- GOAL OF THE EXERCISE: Compute the number of lines that include the string "развиваемого", then output that number and nothing else.

- SUPPLIED DATA:
------------------------

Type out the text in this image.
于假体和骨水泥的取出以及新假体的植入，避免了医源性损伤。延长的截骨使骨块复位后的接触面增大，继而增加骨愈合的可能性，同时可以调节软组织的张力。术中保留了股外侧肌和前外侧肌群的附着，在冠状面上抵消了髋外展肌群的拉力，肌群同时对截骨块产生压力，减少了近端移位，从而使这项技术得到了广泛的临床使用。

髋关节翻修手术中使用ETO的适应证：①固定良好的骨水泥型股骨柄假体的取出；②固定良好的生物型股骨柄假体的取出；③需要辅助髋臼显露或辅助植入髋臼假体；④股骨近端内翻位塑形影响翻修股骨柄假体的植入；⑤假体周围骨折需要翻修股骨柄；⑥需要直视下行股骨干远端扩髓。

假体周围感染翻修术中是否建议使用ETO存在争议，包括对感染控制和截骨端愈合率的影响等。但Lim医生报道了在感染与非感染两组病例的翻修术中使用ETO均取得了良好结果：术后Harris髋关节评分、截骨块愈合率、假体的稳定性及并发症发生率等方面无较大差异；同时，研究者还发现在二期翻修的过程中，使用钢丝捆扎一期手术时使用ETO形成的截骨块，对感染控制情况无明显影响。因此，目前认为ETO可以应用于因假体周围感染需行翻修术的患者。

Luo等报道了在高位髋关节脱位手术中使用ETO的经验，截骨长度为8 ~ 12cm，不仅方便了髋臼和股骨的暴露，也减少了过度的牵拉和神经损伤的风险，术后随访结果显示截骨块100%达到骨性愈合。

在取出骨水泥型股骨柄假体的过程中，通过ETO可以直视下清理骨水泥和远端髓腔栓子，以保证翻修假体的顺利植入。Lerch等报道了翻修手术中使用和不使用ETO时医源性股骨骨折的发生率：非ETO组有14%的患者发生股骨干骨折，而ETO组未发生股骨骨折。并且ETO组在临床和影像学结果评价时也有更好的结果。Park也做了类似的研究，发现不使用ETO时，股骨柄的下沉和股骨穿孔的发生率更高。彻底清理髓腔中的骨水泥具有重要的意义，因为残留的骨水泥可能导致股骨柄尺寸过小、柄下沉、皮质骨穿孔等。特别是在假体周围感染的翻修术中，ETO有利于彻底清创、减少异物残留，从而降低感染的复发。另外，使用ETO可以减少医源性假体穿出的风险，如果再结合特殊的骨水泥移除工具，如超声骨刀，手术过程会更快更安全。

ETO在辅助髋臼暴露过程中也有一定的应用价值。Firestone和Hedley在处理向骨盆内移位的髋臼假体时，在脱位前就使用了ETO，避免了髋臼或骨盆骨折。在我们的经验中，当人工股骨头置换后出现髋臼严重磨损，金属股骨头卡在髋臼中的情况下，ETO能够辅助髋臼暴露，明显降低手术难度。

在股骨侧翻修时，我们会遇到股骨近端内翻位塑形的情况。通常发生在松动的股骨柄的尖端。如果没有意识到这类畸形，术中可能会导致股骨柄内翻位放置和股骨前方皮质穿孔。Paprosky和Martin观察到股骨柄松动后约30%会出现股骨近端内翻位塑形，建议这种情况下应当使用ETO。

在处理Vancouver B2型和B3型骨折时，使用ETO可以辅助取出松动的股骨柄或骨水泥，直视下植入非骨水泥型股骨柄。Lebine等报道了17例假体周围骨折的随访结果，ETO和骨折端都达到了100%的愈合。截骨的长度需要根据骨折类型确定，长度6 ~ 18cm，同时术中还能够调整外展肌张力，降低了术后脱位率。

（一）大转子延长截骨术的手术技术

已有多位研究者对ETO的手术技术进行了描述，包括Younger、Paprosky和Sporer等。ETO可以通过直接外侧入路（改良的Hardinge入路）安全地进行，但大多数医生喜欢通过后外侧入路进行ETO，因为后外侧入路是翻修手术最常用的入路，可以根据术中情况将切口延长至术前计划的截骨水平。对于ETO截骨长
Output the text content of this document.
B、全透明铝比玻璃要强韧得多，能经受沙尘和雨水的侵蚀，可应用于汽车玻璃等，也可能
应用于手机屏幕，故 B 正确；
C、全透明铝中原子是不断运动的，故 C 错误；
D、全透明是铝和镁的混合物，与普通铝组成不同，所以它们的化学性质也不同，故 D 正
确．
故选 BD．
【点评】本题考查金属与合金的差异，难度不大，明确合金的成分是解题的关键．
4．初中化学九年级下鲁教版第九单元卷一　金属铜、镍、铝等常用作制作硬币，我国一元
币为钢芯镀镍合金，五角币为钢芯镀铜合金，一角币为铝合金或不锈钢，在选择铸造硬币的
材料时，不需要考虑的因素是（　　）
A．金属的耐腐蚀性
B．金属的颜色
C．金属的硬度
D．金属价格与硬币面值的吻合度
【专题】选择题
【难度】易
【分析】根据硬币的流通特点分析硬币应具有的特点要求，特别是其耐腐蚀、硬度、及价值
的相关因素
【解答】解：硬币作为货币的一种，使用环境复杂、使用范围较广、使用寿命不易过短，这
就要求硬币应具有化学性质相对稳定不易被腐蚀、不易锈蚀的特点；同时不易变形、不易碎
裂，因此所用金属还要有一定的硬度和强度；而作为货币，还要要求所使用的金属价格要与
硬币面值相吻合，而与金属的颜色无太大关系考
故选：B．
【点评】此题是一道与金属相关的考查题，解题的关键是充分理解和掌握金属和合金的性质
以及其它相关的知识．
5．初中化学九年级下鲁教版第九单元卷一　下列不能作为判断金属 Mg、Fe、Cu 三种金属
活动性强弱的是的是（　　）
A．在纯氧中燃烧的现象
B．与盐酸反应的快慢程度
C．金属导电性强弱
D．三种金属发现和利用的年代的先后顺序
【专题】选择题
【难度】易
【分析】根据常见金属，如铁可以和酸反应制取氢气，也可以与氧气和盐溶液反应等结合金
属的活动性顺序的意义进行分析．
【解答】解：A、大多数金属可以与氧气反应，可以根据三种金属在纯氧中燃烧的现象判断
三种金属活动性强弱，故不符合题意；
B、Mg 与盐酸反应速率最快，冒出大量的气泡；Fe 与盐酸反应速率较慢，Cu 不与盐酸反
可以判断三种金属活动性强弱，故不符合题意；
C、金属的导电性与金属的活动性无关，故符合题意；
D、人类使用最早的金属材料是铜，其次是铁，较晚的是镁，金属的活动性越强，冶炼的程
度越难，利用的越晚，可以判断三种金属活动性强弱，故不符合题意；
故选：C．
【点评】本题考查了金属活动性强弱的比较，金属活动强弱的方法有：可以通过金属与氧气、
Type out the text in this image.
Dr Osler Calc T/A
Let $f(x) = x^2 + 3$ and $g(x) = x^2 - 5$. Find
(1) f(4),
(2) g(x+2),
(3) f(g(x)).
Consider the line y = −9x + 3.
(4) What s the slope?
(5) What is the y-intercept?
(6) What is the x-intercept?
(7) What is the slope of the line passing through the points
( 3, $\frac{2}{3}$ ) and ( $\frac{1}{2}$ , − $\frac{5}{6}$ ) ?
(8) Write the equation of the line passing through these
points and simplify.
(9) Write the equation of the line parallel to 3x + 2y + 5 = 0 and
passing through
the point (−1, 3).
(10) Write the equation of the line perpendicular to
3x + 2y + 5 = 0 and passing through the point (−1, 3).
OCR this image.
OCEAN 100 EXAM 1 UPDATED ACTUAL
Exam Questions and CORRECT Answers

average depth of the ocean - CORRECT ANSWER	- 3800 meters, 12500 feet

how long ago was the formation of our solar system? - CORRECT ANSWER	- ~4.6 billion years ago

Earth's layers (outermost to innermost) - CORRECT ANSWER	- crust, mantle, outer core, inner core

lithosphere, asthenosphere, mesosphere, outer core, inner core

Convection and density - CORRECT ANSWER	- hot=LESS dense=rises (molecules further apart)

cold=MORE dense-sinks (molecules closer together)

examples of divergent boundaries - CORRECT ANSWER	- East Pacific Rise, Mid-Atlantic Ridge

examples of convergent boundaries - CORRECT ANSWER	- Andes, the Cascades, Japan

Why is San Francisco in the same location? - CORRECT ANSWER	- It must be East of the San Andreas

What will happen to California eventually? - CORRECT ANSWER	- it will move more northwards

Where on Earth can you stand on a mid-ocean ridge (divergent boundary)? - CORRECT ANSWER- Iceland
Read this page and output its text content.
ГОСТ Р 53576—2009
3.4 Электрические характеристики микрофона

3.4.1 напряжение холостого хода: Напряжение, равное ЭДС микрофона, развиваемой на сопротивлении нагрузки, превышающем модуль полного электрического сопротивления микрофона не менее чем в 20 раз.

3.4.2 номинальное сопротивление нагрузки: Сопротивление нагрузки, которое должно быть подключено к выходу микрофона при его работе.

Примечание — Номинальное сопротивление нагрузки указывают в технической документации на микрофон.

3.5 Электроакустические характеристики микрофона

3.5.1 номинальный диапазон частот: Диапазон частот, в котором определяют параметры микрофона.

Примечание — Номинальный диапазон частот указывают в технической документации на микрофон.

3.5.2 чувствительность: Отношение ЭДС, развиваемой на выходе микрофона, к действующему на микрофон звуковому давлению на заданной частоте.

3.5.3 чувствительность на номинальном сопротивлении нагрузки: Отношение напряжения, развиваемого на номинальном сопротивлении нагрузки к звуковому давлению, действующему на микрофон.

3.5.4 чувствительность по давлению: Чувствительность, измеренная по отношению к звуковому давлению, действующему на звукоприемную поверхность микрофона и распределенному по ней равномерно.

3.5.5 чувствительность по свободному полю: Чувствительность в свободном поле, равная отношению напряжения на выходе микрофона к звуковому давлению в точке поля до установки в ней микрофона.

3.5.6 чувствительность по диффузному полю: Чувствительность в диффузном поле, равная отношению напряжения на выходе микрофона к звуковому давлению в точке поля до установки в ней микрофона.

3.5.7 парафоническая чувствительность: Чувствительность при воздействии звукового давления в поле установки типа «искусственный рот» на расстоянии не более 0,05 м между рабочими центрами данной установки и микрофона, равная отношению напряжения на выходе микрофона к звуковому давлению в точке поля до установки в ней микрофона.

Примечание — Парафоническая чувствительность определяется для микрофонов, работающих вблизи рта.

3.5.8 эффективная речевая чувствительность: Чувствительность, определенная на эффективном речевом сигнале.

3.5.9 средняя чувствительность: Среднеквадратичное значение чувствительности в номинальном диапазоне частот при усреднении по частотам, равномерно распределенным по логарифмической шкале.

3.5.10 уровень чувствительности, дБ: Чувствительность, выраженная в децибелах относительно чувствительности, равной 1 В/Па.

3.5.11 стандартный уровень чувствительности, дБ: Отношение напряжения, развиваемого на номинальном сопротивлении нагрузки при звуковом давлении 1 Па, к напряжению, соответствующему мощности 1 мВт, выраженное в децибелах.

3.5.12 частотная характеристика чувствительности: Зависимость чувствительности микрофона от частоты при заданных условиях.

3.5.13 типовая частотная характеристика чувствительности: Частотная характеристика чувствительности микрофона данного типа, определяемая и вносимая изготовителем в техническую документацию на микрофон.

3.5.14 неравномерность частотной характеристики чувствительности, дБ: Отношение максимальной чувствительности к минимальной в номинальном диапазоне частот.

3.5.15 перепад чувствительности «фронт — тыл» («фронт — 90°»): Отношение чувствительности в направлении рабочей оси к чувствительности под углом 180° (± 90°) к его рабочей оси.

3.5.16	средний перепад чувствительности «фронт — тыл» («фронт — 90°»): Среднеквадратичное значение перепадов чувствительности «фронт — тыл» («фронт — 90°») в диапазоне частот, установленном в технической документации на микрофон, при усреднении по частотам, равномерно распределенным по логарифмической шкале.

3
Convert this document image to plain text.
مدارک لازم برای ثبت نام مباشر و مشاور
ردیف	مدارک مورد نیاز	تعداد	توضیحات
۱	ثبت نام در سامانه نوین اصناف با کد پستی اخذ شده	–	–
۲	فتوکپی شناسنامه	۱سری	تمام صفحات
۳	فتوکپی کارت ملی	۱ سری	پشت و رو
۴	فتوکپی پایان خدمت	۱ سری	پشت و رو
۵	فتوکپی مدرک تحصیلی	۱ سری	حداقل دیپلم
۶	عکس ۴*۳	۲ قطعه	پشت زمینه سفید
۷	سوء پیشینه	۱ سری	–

------------------------

- TASK SOLUTION: 2